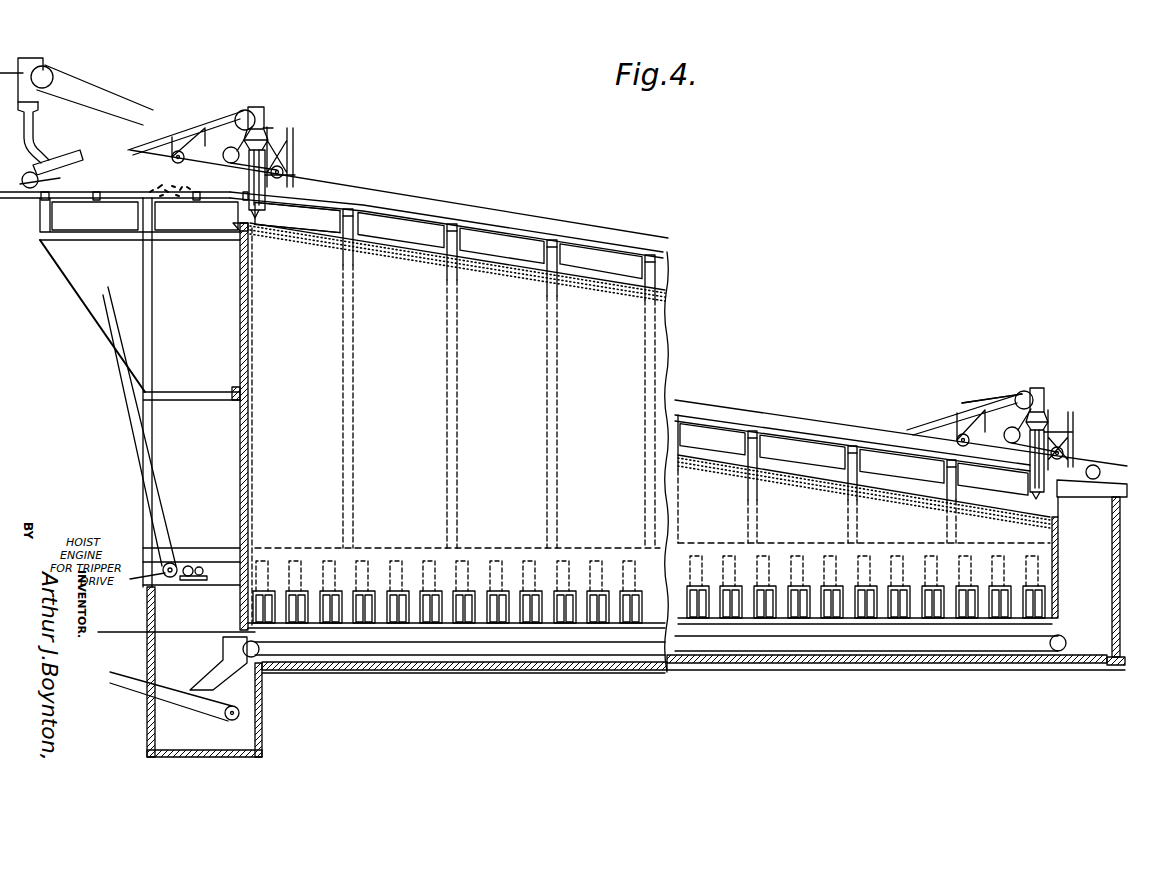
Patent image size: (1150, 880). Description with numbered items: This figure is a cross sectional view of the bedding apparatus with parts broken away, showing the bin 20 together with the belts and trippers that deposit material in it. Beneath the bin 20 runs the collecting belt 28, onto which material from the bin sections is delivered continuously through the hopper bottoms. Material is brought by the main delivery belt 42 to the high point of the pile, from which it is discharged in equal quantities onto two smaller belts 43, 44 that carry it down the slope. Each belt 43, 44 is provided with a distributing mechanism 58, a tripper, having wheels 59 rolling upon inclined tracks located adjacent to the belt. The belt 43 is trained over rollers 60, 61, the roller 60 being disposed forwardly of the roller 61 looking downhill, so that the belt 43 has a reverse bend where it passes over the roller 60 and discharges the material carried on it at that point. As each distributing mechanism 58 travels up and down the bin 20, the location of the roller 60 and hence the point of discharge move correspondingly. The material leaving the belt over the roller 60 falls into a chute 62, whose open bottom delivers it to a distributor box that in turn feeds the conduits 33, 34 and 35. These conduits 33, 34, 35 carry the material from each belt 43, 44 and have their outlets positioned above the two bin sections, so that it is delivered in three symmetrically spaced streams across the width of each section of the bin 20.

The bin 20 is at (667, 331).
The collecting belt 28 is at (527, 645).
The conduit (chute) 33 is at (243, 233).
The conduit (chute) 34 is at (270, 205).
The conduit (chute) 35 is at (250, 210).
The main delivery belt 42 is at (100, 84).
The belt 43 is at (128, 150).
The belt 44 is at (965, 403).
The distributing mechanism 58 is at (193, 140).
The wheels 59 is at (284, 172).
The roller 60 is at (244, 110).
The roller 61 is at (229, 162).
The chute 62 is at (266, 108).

● **Directive**
Rewrite the records above, replacing "trippers" with "tripper carriages" and changing nothing else. Leave the pictures out.

● **In response**
Patent image size: (1150, 880). Description with numbered items: This figure is a cross sectional view of the bedding apparatus with parts broken away, showing the bin 20 together with the belts and tripper carriages that deposit material in it. Beneath the bin 20 runs the collecting belt 28, onto which material from the bin sections is delivered continuously through the hopper bottoms. Material is brought by the main delivery belt 42 to the high point of the pile, from which it is discharged in equal quantities onto two smaller belts 43, 44 that carry it down the slope. Each belt 43, 44 is provided with a distributing mechanism 58, a tripper, having wheels 59 rolling upon inclined tracks located adjacent to the belt. The belt 43 is trained over rollers 60, 61, the roller 60 being disposed forwardly of the roller 61 looking downhill, so that the belt 43 has a reverse bend where it passes over the roller 60 and discharges the material carried on it at that point. As each distributing mechanism 58 travels up and down the bin 20, the location of the roller 60 and hence the point of discharge move correspondingly. The material leaving the belt over the roller 60 falls into a chute 62, whose open bottom delivers it to a distributor box that in turn feeds the conduits 33, 34 and 35. These conduits 33, 34, 35 carry the material from each belt 43, 44 and have their outlets positioned above the two bin sections, so that it is delivered in three symmetrically spaced streams across the width of each section of the bin 20.

The bin 20 is at (667, 331).
The collecting belt 28 is at (527, 645).
The conduit (chute) 33 is at (243, 233).
The conduit (chute) 34 is at (270, 205).
The conduit (chute) 35 is at (250, 210).
The main delivery belt 42 is at (100, 84).
The belt 43 is at (128, 150).
The belt 44 is at (965, 403).
The distributing mechanism 58 is at (193, 140).
The wheels 59 is at (284, 172).
The roller 60 is at (244, 110).
The roller 61 is at (229, 162).
The chute 62 is at (266, 108).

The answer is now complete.